**TASK DESCRIPTION**
Determine the number of lines in these entries that hold the word "텔레그램". Give the number and nothing more.

(Stored entries)
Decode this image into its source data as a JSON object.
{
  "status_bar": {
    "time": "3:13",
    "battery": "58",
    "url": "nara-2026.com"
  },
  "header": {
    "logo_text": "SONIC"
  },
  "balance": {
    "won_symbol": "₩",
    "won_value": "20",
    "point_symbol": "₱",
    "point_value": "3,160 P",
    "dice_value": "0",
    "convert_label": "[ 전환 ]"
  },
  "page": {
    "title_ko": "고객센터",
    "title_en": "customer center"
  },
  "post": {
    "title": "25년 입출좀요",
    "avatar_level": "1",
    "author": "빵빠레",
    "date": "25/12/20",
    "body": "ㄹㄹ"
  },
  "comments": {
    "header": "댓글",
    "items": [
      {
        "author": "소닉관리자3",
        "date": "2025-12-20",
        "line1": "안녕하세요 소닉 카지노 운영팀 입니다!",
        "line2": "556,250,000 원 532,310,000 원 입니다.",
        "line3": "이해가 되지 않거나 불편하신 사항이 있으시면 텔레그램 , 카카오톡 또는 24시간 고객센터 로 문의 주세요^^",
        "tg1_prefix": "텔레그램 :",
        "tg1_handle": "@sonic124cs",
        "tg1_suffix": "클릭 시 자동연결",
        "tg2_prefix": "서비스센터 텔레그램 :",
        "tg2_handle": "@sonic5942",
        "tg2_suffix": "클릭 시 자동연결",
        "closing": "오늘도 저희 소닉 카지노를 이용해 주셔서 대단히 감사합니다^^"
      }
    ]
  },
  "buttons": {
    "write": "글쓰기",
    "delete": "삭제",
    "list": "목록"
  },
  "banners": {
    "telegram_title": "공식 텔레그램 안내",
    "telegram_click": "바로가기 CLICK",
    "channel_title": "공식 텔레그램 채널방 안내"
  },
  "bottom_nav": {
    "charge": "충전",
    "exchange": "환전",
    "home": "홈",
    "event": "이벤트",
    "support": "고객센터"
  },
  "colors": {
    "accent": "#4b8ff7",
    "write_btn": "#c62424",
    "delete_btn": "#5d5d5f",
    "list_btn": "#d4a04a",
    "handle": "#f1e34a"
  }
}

**RESULT BELOW**
5